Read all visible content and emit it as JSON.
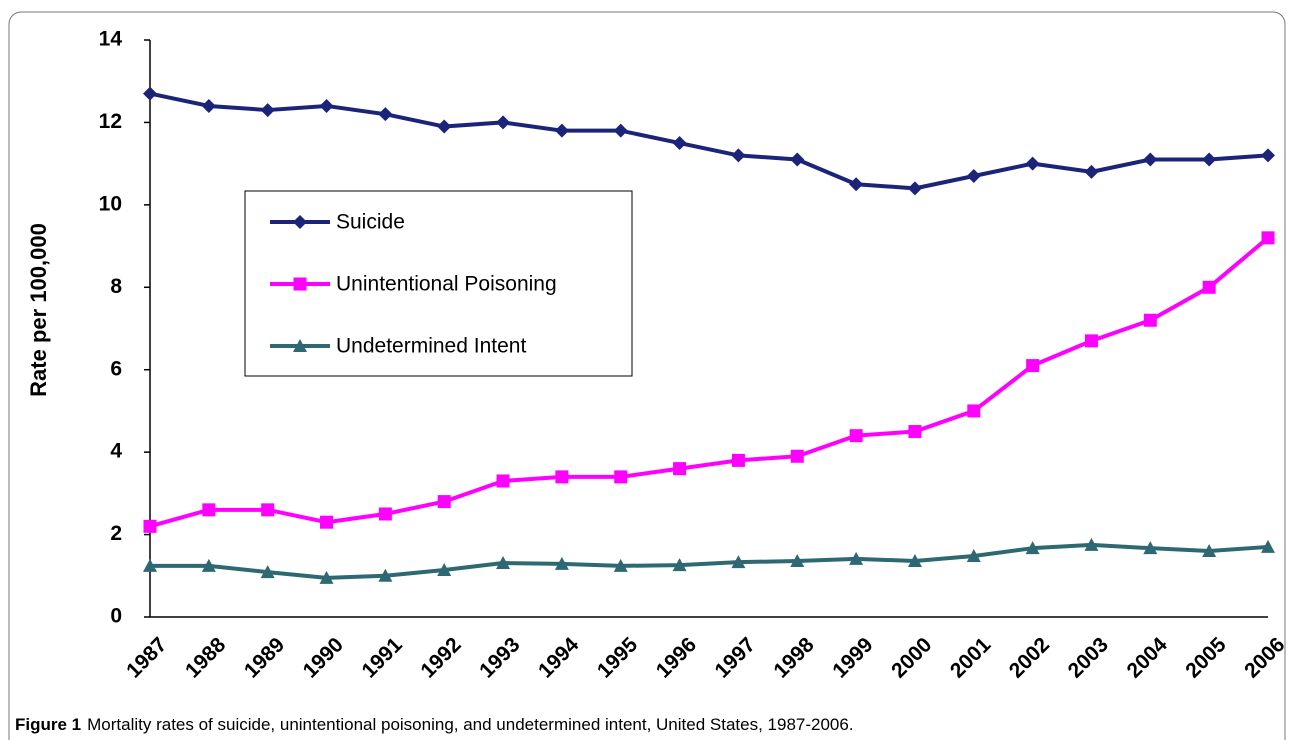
{
  "chart_data": {
    "type": "line",
    "ylabel": "Rate per 100,000",
    "categories": [
      "1987",
      "1988",
      "1989",
      "1990",
      "1991",
      "1992",
      "1993",
      "1994",
      "1995",
      "1996",
      "1997",
      "1998",
      "1999",
      "2000",
      "2001",
      "2002",
      "2003",
      "2004",
      "2005",
      "2006"
    ],
    "series": [
      {
        "name": "Suicide",
        "color": "#1c2479",
        "marker": "diamond",
        "values": [
          12.7,
          12.4,
          12.3,
          12.4,
          12.2,
          11.9,
          12.0,
          11.8,
          11.8,
          11.5,
          11.2,
          11.1,
          10.5,
          10.4,
          10.7,
          11.0,
          10.8,
          11.1,
          11.1,
          11.2
        ]
      },
      {
        "name": "Unintentional Poisoning",
        "color": "#ff00ff",
        "marker": "square",
        "values": [
          2.2,
          2.6,
          2.6,
          2.3,
          2.5,
          2.8,
          3.3,
          3.4,
          3.4,
          3.6,
          3.8,
          3.9,
          4.4,
          4.5,
          5.0,
          6.1,
          6.7,
          7.2,
          8.0,
          9.2
        ]
      },
      {
        "name": "Undetermined Intent",
        "color": "#2e6973",
        "marker": "triangle",
        "values": [
          1.24,
          1.24,
          1.09,
          0.95,
          1.0,
          1.14,
          1.31,
          1.29,
          1.24,
          1.26,
          1.33,
          1.36,
          1.41,
          1.36,
          1.48,
          1.67,
          1.75,
          1.67,
          1.6,
          1.7
        ]
      }
    ],
    "ylim": [
      0,
      14
    ],
    "yticks": [
      0,
      2,
      4,
      6,
      8,
      10,
      12,
      14
    ],
    "grid": false,
    "legend": "upper left",
    "caption_label": "Figure 1",
    "caption": "Mortality rates of suicide, unintentional poisoning, and undetermined intent, United States, 1987-2006."
  }
}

┄┄┄┄┄┄

WHAT YOU SHOULD DO. Repeat the full listing above exactly, with no pictures in the copy.

SOLUTION TO THE PROBLEM.
Read all visible content and emit it as JSON.
{
  "chart_data": {
    "type": "line",
    "ylabel": "Rate per 100,000",
    "categories": [
      "1987",
      "1988",
      "1989",
      "1990",
      "1991",
      "1992",
      "1993",
      "1994",
      "1995",
      "1996",
      "1997",
      "1998",
      "1999",
      "2000",
      "2001",
      "2002",
      "2003",
      "2004",
      "2005",
      "2006"
    ],
    "series": [
      {
        "name": "Suicide",
        "color": "#1c2479",
        "marker": "diamond",
        "values": [
          12.7,
          12.4,
          12.3,
          12.4,
          12.2,
          11.9,
          12.0,
          11.8,
          11.8,
          11.5,
          11.2,
          11.1,
          10.5,
          10.4,
          10.7,
          11.0,
          10.8,
          11.1,
          11.1,
          11.2
        ]
      },
      {
        "name": "Unintentional Poisoning",
        "color": "#ff00ff",
        "marker": "square",
        "values": [
          2.2,
          2.6,
          2.6,
          2.3,
          2.5,
          2.8,
          3.3,
          3.4,
          3.4,
          3.6,
          3.8,
          3.9,
          4.4,
          4.5,
          5.0,
          6.1,
          6.7,
          7.2,
          8.0,
          9.2
        ]
      },
      {
        "name": "Undetermined Intent",
        "color": "#2e6973",
        "marker": "triangle",
        "values": [
          1.24,
          1.24,
          1.09,
          0.95,
          1.0,
          1.14,
          1.31,
          1.29,
          1.24,
          1.26,
          1.33,
          1.36,
          1.41,
          1.36,
          1.48,
          1.67,
          1.75,
          1.67,
          1.6,
          1.7
        ]
      }
    ],
    "ylim": [
      0,
      14
    ],
    "yticks": [
      0,
      2,
      4,
      6,
      8,
      10,
      12,
      14
    ],
    "grid": false,
    "legend": "upper left",
    "caption_label": "Figure 1",
    "caption": "Mortality rates of suicide, unintentional poisoning, and undetermined intent, United States, 1987-2006."
  }
}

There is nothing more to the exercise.